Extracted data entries
START

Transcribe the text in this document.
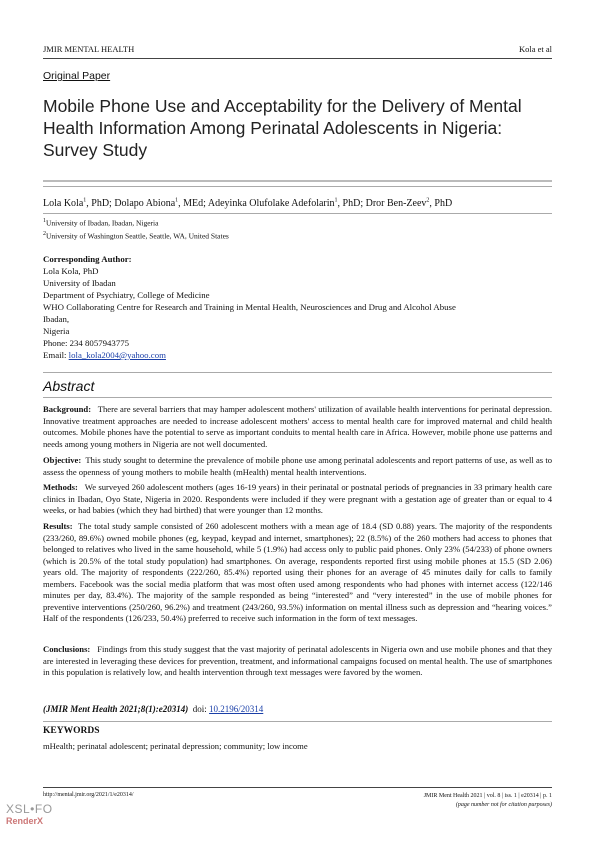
JMIR MENTAL HEALTH	Kola et al
Original Paper
Mobile Phone Use and Acceptability for the Delivery of Mental Health Information Among Perinatal Adolescents in Nigeria: Survey Study
Lola Kola$^1$, PhD; Dolapo Abiona$^1$, MEd; Adeyinka Olufolake Adefolarin$^1$, PhD; Dror Ben-Zeev$^2$, PhD
$^1$University of Ibadan, Ibadan, Nigeria
$^2$University of Washington Seattle, Seattle, WA, United States
Corresponding Author:
Lola Kola, PhD
University of Ibadan
Department of Psychiatry, College of Medicine
WHO Collaborating Centre for Research and Training in Mental Health, Neurosciences and Drug and Alcohol Abuse
Ibadan,
Nigeria
Phone: 234 8057943775
Email: lola_kola2004@yahoo.com
Abstract
Background: There are several barriers that may hamper adolescent mothers' utilization of available health interventions for perinatal depression. Innovative treatment approaches are needed to increase adolescent mothers' access to mental health care for improved maternal and child health outcomes. Mobile phones have the potential to serve as important conduits to mental health care in Africa. However, mobile phone use patterns and needs among young mothers in Nigeria are not well documented.
Objective: This study sought to determine the prevalence of mobile phone use among perinatal adolescents and report patterns of use, as well as to assess the openness of young mothers to mobile health (mHealth) mental health interventions.
Methods: We surveyed 260 adolescent mothers (ages 16-19 years) in their perinatal or postnatal periods of pregnancies in 33 primary health care clinics in Ibadan, Oyo State, Nigeria in 2020. Respondents were included if they were pregnant with a gestation age of greater than or equal to 4 weeks, or had babies (which they had birthed) that were younger than 12 months.
Results: The total study sample consisted of 260 adolescent mothers with a mean age of 18.4 (SD 0.88) years. The majority of the respondents (233/260, 89.6%) owned mobile phones (eg, keypad, keypad and internet, smartphones); 22 (8.5%) of the 260 mothers had access to phones that belonged to relatives who lived in the same household, while 5 (1.9%) had access only to public paid phones. Only 23% (54/233) of phone owners (which is 20.5% of the total study population) had smartphones. On average, respondents reported first using mobile phones at 15.5 (SD 2.06) years old. The majority of respondents (222/260, 85.4%) reported using their phones for an average of 45 minutes daily for calls to family members. Facebook was the social media platform that was most often used among respondents who had phones with internet access (122/146 minutes per day, 83.4%). The majority of the sample responded as being “interested” and “very interested” in the use of mobile phones for preventive interventions (250/260, 96.2%) and treatment (243/260, 93.5%) information on mental illness such as depression and “hearing voices.” Half of the respondents (126/233, 50.4%) preferred to receive such information in the form of text messages.
Conclusions: Findings from this study suggest that the vast majority of perinatal adolescents in Nigeria own and use mobile phones and that they are interested in leveraging these devices for prevention, treatment, and informational campaigns focused on mental health. The use of smartphones in this population is relatively low, and health intervention through text messages were favored by the women.
(JMIR Ment Health 2021;8(1):e20314) doi: 10.2196/20314
KEYWORDS
mHealth; perinatal adolescent; perinatal depression; community; low income
http://mental.jmir.org/2021/1/e20314/	JMIR Ment Health 2021 | vol. 8 | iss. 1 | e20314 | p. 1
(page number not for citation purposes)
XSL•FO
RenderX
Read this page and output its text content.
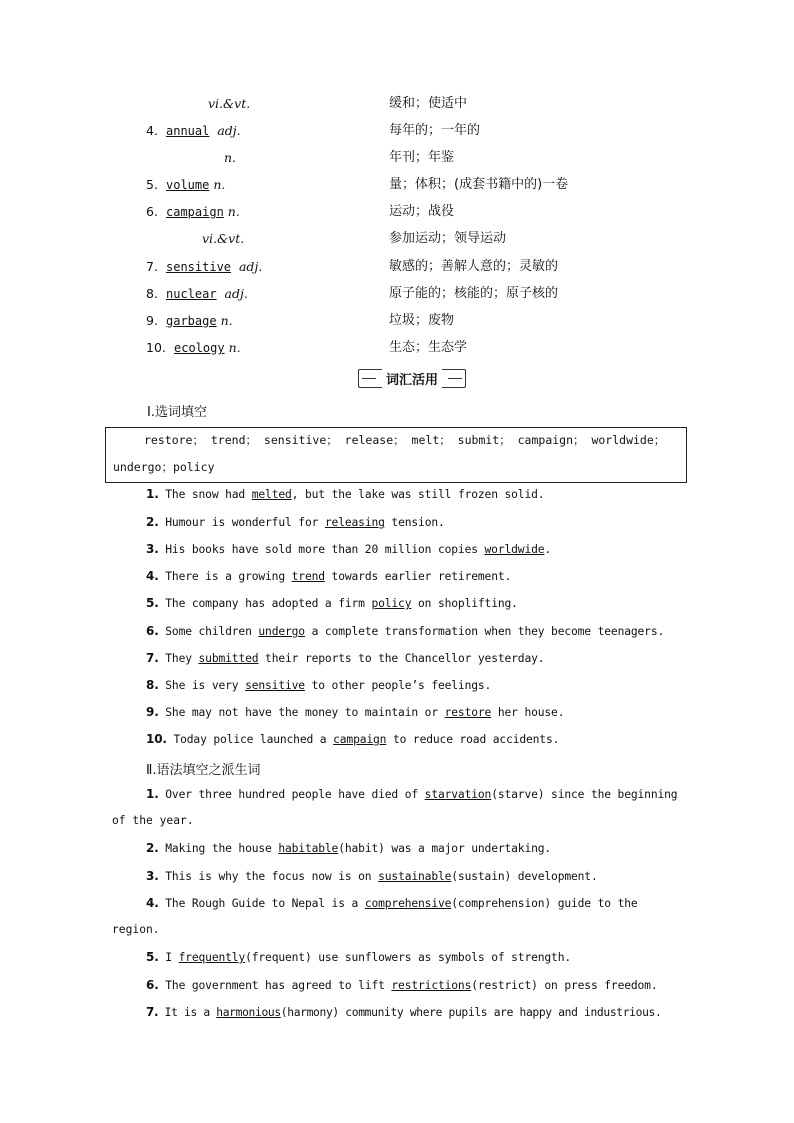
vi.&vt.	缓和；使适中
4. annual adj.	每年的；一年的
n.	年刊；年鉴
5. volume n.	量；体积；(成套书籍中的)一卷
6. campaign n.	运动；战役
vi.&vt.	参加运动；领导运动
7. sensitive adj.	敏感的；善解人意的；灵敏的
8. nuclear adj.	原子能的；核能的；原子核的
9. garbage n.	垃圾；废物
10. ecology n.	生态；生态学
词汇活用
Ⅰ.选词填空
restore； trend； sensitive； release； melt； submit； campaign； worldwide；
undergo；policy
1. The snow had melted, but the lake was still frozen solid.
2. Humour is wonderful for releasing tension.
3. His books have sold more than 20 million copies worldwide.
4. There is a growing trend towards earlier retirement.
5. The company has adopted a firm policy on shoplifting.
6. Some children undergo a complete transformation when they become teenagers.
7. They submitted their reports to the Chancellor yesterday.
8. She is very sensitive to other people’s feelings.
9. She may not have the money to maintain or restore her house.
10. Today police launched a campaign to reduce road accidents.
Ⅱ.语法填空之派生词
1. Over three hundred people have died of starvation(starve) since the beginning
of the year.
2. Making the house habitable(habit) was a major undertaking.
3. This is why the focus now is on sustainable(sustain) development.
4. The Rough Guide to Nepal is a comprehensive(comprehension) guide to the
region.
5. I frequently(frequent) use sunflowers as symbols of strength.
6. The government has agreed to lift restrictions(restrict) on press freedom.
7. It is a harmonious(harmony) community where pupils are happy and industrious.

END

[WHAT YOU ARE ASKED TO DO]
Extract all the entries word for word; omit any pictures.

[SOLUTION TO THE EXERCISE]
Transcribe the text in this document.
JMIR MENTAL HEALTH	Kola et al
Original Paper
Mobile Phone Use and Acceptability for the Delivery of Mental Health Information Among Perinatal Adolescents in Nigeria: Survey Study
Lola Kola$^1$, PhD; Dolapo Abiona$^1$, MEd; Adeyinka Olufolake Adefolarin$^1$, PhD; Dror Ben-Zeev$^2$, PhD
$^1$University of Ibadan, Ibadan, Nigeria
$^2$University of Washington Seattle, Seattle, WA, United States
Corresponding Author:
Lola Kola, PhD
University of Ibadan
Department of Psychiatry, College of Medicine
WHO Collaborating Centre for Research and Training in Mental Health, Neurosciences and Drug and Alcohol Abuse
Ibadan,
Nigeria
Phone: 234 8057943775
Email: lola_kola2004@yahoo.com
Abstract
Background: There are several barriers that may hamper adolescent mothers' utilization of available health interventions for perinatal depression. Innovative treatment approaches are needed to increase adolescent mothers' access to mental health care for improved maternal and child health outcomes. Mobile phones have the potential to serve as important conduits to mental health care in Africa. However, mobile phone use patterns and needs among young mothers in Nigeria are not well documented.
Objective: This study sought to determine the prevalence of mobile phone use among perinatal adolescents and report patterns of use, as well as to assess the openness of young mothers to mobile health (mHealth) mental health interventions.
Methods: We surveyed 260 adolescent mothers (ages 16-19 years) in their perinatal or postnatal periods of pregnancies in 33 primary health care clinics in Ibadan, Oyo State, Nigeria in 2020. Respondents were included if they were pregnant with a gestation age of greater than or equal to 4 weeks, or had babies (which they had birthed) that were younger than 12 months.
Results: The total study sample consisted of 260 adolescent mothers with a mean age of 18.4 (SD 0.88) years. The majority of the respondents (233/260, 89.6%) owned mobile phones (eg, keypad, keypad and internet, smartphones); 22 (8.5%) of the 260 mothers had access to phones that belonged to relatives who lived in the same household, while 5 (1.9%) had access only to public paid phones. Only 23% (54/233) of phone owners (which is 20.5% of the total study population) had smartphones. On average, respondents reported first using mobile phones at 15.5 (SD 2.06) years old. The majority of respondents (222/260, 85.4%) reported using their phones for an average of 45 minutes daily for calls to family members. Facebook was the social media platform that was most often used among respondents who had phones with internet access (122/146 minutes per day, 83.4%). The majority of the sample responded as being “interested” and “very interested” in the use of mobile phones for preventive interventions (250/260, 96.2%) and treatment (243/260, 93.5%) information on mental illness such as depression and “hearing voices.” Half of the respondents (126/233, 50.4%) preferred to receive such information in the form of text messages.
Conclusions: Findings from this study suggest that the vast majority of perinatal adolescents in Nigeria own and use mobile phones and that they are interested in leveraging these devices for prevention, treatment, and informational campaigns focused on mental health. The use of smartphones in this population is relatively low, and health intervention through text messages were favored by the women.
(JMIR Ment Health 2021;8(1):e20314) doi: 10.2196/20314
KEYWORDS
mHealth; perinatal adolescent; perinatal depression; community; low income
http://mental.jmir.org/2021/1/e20314/	JMIR Ment Health 2021 | vol. 8 | iss. 1 | e20314 | p. 1
(page number not for citation purposes)
XSL•FO
RenderX
Read this page and output its text content.
vi.&vt.	缓和；使适中
4. annual adj.	每年的；一年的
n.	年刊；年鉴
5. volume n.	量；体积；(成套书籍中的)一卷
6. campaign n.	运动；战役
vi.&vt.	参加运动；领导运动
7. sensitive adj.	敏感的；善解人意的；灵敏的
8. nuclear adj.	原子能的；核能的；原子核的
9. garbage n.	垃圾；废物
10. ecology n.	生态；生态学
词汇活用
Ⅰ.选词填空
restore； trend； sensitive； release； melt； submit； campaign； worldwide；
undergo；policy
1. The snow had melted, but the lake was still frozen solid.
2. Humour is wonderful for releasing tension.
3. His books have sold more than 20 million copies worldwide.
4. There is a growing trend towards earlier retirement.
5. The company has adopted a firm policy on shoplifting.
6. Some children undergo a complete transformation when they become teenagers.
7. They submitted their reports to the Chancellor yesterday.
8. She is very sensitive to other people’s feelings.
9. She may not have the money to maintain or restore her house.
10. Today police launched a campaign to reduce road accidents.
Ⅱ.语法填空之派生词
1. Over three hundred people have died of starvation(starve) since the beginning
of the year.
2. Making the house habitable(habit) was a major undertaking.
3. This is why the focus now is on sustainable(sustain) development.
4. The Rough Guide to Nepal is a comprehensive(comprehension) guide to the
region.
5. I frequently(frequent) use sunflowers as symbols of strength.
6. The government has agreed to lift restrictions(restrict) on press freedom.
7. It is a harmonious(harmony) community where pupils are happy and industrious.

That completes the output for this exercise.